** WHAT IS BEING ASKED **
Show every line in the records below that contains the word "JSON".

** DATA FOR THE TASK **
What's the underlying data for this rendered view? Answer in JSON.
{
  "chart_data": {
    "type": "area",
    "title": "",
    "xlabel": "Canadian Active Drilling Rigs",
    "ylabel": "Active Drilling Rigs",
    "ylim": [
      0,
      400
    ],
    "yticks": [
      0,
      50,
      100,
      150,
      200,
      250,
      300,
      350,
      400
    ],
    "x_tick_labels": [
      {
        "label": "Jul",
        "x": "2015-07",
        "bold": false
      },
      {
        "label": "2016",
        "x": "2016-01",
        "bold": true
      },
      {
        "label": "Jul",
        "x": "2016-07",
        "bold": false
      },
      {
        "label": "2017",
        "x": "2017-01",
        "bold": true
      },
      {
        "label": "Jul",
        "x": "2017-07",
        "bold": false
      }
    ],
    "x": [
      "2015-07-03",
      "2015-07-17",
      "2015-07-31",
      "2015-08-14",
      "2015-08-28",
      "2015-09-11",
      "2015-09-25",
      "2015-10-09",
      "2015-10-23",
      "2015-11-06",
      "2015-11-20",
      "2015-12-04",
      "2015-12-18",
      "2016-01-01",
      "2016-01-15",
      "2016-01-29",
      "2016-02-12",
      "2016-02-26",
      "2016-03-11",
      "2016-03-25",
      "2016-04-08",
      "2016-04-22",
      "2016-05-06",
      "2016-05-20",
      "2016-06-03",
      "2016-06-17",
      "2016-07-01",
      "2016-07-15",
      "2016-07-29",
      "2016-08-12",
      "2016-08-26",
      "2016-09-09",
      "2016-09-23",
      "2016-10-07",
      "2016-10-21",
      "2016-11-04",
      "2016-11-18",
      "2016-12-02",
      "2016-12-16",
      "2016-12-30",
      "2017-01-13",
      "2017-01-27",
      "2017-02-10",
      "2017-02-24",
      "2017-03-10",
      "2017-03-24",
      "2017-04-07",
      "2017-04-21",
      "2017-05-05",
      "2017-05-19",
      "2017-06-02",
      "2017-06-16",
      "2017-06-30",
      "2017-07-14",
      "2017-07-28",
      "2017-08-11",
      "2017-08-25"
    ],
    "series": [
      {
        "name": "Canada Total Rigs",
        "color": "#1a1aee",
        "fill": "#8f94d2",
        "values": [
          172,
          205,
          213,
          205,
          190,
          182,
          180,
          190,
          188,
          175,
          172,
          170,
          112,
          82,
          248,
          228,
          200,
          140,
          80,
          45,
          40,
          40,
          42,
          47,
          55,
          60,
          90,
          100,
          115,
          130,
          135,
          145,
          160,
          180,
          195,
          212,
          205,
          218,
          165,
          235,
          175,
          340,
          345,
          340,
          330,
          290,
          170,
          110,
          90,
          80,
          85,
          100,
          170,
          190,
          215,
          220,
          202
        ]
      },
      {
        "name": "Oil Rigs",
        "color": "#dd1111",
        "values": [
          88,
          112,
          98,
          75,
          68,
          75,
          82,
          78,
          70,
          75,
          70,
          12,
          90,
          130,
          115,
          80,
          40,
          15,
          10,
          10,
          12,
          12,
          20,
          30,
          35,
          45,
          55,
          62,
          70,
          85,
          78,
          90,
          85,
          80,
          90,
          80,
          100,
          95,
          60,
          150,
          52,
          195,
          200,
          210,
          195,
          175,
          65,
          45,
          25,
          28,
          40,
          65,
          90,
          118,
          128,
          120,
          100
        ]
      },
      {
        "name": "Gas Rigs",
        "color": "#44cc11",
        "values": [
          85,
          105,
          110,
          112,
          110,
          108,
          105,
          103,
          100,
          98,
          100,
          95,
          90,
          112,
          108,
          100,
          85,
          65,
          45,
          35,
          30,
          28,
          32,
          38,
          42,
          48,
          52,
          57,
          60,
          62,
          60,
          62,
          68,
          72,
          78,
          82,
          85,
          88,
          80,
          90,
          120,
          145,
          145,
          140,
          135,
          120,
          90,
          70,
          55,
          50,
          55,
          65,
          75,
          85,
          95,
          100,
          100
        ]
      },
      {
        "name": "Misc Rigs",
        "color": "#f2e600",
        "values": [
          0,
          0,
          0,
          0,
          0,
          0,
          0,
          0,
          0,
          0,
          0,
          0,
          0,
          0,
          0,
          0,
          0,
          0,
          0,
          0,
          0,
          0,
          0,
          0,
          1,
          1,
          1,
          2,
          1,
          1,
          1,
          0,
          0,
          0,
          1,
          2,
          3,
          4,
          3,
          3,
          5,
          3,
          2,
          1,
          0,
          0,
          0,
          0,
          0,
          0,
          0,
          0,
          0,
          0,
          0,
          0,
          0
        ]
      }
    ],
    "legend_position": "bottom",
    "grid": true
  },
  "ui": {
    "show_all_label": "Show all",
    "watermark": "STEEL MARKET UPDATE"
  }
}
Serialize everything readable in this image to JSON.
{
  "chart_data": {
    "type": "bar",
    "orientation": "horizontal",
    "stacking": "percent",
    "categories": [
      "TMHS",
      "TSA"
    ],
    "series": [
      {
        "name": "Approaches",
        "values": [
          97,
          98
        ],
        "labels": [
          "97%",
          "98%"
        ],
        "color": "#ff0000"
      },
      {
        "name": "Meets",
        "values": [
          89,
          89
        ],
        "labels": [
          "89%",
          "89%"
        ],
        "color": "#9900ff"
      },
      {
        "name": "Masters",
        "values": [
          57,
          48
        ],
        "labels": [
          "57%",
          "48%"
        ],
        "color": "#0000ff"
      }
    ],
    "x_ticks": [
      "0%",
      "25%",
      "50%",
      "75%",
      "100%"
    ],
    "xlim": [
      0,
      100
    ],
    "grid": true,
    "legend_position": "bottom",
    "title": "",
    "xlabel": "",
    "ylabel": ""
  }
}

** THE SOLUTION **
What's the underlying data for this rendered view? Answer in JSON.
Serialize everything readable in this image to JSON.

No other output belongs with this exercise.